● SHORT PROBLEM: Write out all entries word for word.

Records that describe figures
## Start

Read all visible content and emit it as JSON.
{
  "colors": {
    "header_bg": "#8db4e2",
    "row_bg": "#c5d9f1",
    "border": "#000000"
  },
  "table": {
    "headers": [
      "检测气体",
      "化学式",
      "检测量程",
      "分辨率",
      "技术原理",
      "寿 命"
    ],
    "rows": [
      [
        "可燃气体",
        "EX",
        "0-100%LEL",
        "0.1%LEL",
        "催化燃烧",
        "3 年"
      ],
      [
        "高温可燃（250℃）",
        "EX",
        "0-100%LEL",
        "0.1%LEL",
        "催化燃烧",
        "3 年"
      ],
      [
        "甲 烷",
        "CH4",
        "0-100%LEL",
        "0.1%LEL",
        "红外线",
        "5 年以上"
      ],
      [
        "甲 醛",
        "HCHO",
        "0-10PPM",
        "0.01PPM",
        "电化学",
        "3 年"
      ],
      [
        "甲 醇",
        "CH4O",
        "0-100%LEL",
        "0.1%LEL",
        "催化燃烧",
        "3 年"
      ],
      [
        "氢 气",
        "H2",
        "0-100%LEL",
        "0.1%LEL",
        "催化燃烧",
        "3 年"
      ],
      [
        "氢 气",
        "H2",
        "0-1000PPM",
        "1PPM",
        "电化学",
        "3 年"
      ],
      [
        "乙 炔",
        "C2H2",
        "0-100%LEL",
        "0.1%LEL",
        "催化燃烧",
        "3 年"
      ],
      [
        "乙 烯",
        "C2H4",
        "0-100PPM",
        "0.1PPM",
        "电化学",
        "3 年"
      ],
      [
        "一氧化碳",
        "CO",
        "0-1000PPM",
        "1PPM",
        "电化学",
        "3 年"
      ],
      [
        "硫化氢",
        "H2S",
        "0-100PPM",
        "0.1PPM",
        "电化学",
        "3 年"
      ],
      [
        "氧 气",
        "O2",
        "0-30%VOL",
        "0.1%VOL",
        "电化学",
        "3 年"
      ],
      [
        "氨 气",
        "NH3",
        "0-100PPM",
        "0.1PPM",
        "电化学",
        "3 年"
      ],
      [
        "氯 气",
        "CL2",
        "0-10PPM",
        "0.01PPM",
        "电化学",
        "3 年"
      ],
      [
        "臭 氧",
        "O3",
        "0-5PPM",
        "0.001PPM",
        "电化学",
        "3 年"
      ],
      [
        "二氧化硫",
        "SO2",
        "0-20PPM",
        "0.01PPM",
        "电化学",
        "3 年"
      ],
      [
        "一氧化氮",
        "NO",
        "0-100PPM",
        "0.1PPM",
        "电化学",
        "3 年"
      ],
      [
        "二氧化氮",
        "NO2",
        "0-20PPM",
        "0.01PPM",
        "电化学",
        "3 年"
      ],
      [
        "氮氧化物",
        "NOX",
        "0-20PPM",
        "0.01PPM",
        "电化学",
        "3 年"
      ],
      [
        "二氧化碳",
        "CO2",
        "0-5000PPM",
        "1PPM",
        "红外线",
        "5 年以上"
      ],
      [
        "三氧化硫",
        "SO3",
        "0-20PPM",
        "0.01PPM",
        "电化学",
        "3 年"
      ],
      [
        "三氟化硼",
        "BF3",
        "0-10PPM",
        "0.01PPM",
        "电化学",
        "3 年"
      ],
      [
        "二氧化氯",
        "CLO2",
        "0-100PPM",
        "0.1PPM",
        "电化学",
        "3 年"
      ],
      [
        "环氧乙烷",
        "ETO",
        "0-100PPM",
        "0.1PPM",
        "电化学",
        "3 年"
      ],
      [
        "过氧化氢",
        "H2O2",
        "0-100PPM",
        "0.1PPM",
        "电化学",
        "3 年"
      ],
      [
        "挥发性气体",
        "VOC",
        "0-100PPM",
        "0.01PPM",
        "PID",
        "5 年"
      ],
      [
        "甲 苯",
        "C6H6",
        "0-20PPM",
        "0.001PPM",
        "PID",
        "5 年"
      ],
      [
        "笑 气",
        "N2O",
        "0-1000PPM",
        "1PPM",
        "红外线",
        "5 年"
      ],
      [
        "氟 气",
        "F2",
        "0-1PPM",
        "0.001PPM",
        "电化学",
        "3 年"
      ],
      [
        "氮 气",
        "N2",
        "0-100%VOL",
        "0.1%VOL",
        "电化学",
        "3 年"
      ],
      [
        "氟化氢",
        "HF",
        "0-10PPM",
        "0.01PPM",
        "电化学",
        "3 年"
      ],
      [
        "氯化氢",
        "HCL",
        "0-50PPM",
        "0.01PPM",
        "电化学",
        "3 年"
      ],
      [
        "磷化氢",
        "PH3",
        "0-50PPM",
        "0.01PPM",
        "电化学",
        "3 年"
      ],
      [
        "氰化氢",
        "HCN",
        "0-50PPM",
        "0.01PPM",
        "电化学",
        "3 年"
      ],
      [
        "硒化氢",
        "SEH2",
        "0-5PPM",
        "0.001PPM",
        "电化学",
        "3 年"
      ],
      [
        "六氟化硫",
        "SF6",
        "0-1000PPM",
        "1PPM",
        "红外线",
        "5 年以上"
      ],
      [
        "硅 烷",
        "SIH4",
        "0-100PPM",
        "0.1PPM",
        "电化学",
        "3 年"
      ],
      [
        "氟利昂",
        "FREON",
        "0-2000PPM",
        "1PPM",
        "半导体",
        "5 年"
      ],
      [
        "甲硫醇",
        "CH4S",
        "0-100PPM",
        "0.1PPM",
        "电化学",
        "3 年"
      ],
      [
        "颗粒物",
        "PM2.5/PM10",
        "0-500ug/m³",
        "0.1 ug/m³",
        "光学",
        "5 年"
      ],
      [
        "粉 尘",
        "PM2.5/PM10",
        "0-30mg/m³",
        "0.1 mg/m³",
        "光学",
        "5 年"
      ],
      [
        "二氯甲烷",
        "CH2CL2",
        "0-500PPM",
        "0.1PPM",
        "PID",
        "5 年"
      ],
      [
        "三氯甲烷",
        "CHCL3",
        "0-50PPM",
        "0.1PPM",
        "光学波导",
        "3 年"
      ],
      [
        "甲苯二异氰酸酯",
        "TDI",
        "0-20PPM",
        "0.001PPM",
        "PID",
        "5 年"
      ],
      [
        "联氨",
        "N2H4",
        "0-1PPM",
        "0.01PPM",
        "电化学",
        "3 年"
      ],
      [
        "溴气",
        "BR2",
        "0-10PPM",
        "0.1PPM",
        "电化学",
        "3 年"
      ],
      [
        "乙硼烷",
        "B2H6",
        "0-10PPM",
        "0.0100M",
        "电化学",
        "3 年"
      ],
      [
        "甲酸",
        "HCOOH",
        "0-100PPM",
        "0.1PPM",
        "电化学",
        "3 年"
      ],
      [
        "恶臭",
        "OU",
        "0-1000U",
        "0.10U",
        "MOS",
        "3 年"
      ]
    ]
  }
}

## End

● TASK SOLUTION:
Read all visible content and emit it as JSON.
{
  "colors": {
    "header_bg": "#8db4e2",
    "row_bg": "#c5d9f1",
    "border": "#000000"
  },
  "table": {
    "headers": [
      "检测气体",
      "化学式",
      "检测量程",
      "分辨率",
      "技术原理",
      "寿 命"
    ],
    "rows": [
      [
        "可燃气体",
        "EX",
        "0-100%LEL",
        "0.1%LEL",
        "催化燃烧",
        "3 年"
      ],
      [
        "高温可燃（250℃）",
        "EX",
        "0-100%LEL",
        "0.1%LEL",
        "催化燃烧",
        "3 年"
      ],
      [
        "甲 烷",
        "CH4",
        "0-100%LEL",
        "0.1%LEL",
        "红外线",
        "5 年以上"
      ],
      [
        "甲 醛",
        "HCHO",
        "0-10PPM",
        "0.01PPM",
        "电化学",
        "3 年"
      ],
      [
        "甲 醇",
        "CH4O",
        "0-100%LEL",
        "0.1%LEL",
        "催化燃烧",
        "3 年"
      ],
      [
        "氢 气",
        "H2",
        "0-100%LEL",
        "0.1%LEL",
        "催化燃烧",
        "3 年"
      ],
      [
        "氢 气",
        "H2",
        "0-1000PPM",
        "1PPM",
        "电化学",
        "3 年"
      ],
      [
        "乙 炔",
        "C2H2",
        "0-100%LEL",
        "0.1%LEL",
        "催化燃烧",
        "3 年"
      ],
      [
        "乙 烯",
        "C2H4",
        "0-100PPM",
        "0.1PPM",
        "电化学",
        "3 年"
      ],
      [
        "一氧化碳",
        "CO",
        "0-1000PPM",
        "1PPM",
        "电化学",
        "3 年"
      ],
      [
        "硫化氢",
        "H2S",
        "0-100PPM",
        "0.1PPM",
        "电化学",
        "3 年"
      ],
      [
        "氧 气",
        "O2",
        "0-30%VOL",
        "0.1%VOL",
        "电化学",
        "3 年"
      ],
      [
        "氨 气",
        "NH3",
        "0-100PPM",
        "0.1PPM",
        "电化学",
        "3 年"
      ],
      [
        "氯 气",
        "CL2",
        "0-10PPM",
        "0.01PPM",
        "电化学",
        "3 年"
      ],
      [
        "臭 氧",
        "O3",
        "0-5PPM",
        "0.001PPM",
        "电化学",
        "3 年"
      ],
      [
        "二氧化硫",
        "SO2",
        "0-20PPM",
        "0.01PPM",
        "电化学",
        "3 年"
      ],
      [
        "一氧化氮",
        "NO",
        "0-100PPM",
        "0.1PPM",
        "电化学",
        "3 年"
      ],
      [
        "二氧化氮",
        "NO2",
        "0-20PPM",
        "0.01PPM",
        "电化学",
        "3 年"
      ],
      [
        "氮氧化物",
        "NOX",
        "0-20PPM",
        "0.01PPM",
        "电化学",
        "3 年"
      ],
      [
        "二氧化碳",
        "CO2",
        "0-5000PPM",
        "1PPM",
        "红外线",
        "5 年以上"
      ],
      [
        "三氧化硫",
        "SO3",
        "0-20PPM",
        "0.01PPM",
        "电化学",
        "3 年"
      ],
      [
        "三氟化硼",
        "BF3",
        "0-10PPM",
        "0.01PPM",
        "电化学",
        "3 年"
      ],
      [
        "二氧化氯",
        "CLO2",
        "0-100PPM",
        "0.1PPM",
        "电化学",
        "3 年"
      ],
      [
        "环氧乙烷",
        "ETO",
        "0-100PPM",
        "0.1PPM",
        "电化学",
        "3 年"
      ],
      [
        "过氧化氢",
        "H2O2",
        "0-100PPM",
        "0.1PPM",
        "电化学",
        "3 年"
      ],
      [
        "挥发性气体",
        "VOC",
        "0-100PPM",
        "0.01PPM",
        "PID",
        "5 年"
      ],
      [
        "甲 苯",
        "C6H6",
        "0-20PPM",
        "0.001PPM",
        "PID",
        "5 年"
      ],
      [
        "笑 气",
        "N2O",
        "0-1000PPM",
        "1PPM",
        "红外线",
        "5 年"
      ],
      [
        "氟 气",
        "F2",
        "0-1PPM",
        "0.001PPM",
        "电化学",
        "3 年"
      ],
      [
        "氮 气",
        "N2",
        "0-100%VOL",
        "0.1%VOL",
        "电化学",
        "3 年"
      ],
      [
        "氟化氢",
        "HF",
        "0-10PPM",
        "0.01PPM",
        "电化学",
        "3 年"
      ],
      [
        "氯化氢",
        "HCL",
        "0-50PPM",
        "0.01PPM",
        "电化学",
        "3 年"
      ],
      [
        "磷化氢",
        "PH3",
        "0-50PPM",
        "0.01PPM",
        "电化学",
        "3 年"
      ],
      [
        "氰化氢",
        "HCN",
        "0-50PPM",
        "0.01PPM",
        "电化学",
        "3 年"
      ],
      [
        "硒化氢",
        "SEH2",
        "0-5PPM",
        "0.001PPM",
        "电化学",
        "3 年"
      ],
      [
        "六氟化硫",
        "SF6",
        "0-1000PPM",
        "1PPM",
        "红外线",
        "5 年以上"
      ],
      [
        "硅 烷",
        "SIH4",
        "0-100PPM",
        "0.1PPM",
        "电化学",
        "3 年"
      ],
      [
        "氟利昂",
        "FREON",
        "0-2000PPM",
        "1PPM",
        "半导体",
        "5 年"
      ],
      [
        "甲硫醇",
        "CH4S",
        "0-100PPM",
        "0.1PPM",
        "电化学",
        "3 年"
      ],
      [
        "颗粒物",
        "PM2.5/PM10",
        "0-500ug/m³",
        "0.1 ug/m³",
        "光学",
        "5 年"
      ],
      [
        "粉 尘",
        "PM2.5/PM10",
        "0-30mg/m³",
        "0.1 mg/m³",
        "光学",
        "5 年"
      ],
      [
        "二氯甲烷",
        "CH2CL2",
        "0-500PPM",
        "0.1PPM",
        "PID",
        "5 年"
      ],
      [
        "三氯甲烷",
        "CHCL3",
        "0-50PPM",
        "0.1PPM",
        "光学波导",
        "3 年"
      ],
      [
        "甲苯二异氰酸酯",
        "TDI",
        "0-20PPM",
        "0.001PPM",
        "PID",
        "5 年"
      ],
      [
        "联氨",
        "N2H4",
        "0-1PPM",
        "0.01PPM",
        "电化学",
        "3 年"
      ],
      [
        "溴气",
        "BR2",
        "0-10PPM",
        "0.1PPM",
        "电化学",
        "3 年"
      ],
      [
        "乙硼烷",
        "B2H6",
        "0-10PPM",
        "0.0100M",
        "电化学",
        "3 年"
      ],
      [
        "甲酸",
        "HCOOH",
        "0-100PPM",
        "0.1PPM",
        "电化学",
        "3 年"
      ],
      [
        "恶臭",
        "OU",
        "0-1000U",
        "0.10U",
        "MOS",
        "3 年"
      ]
    ]
  }
}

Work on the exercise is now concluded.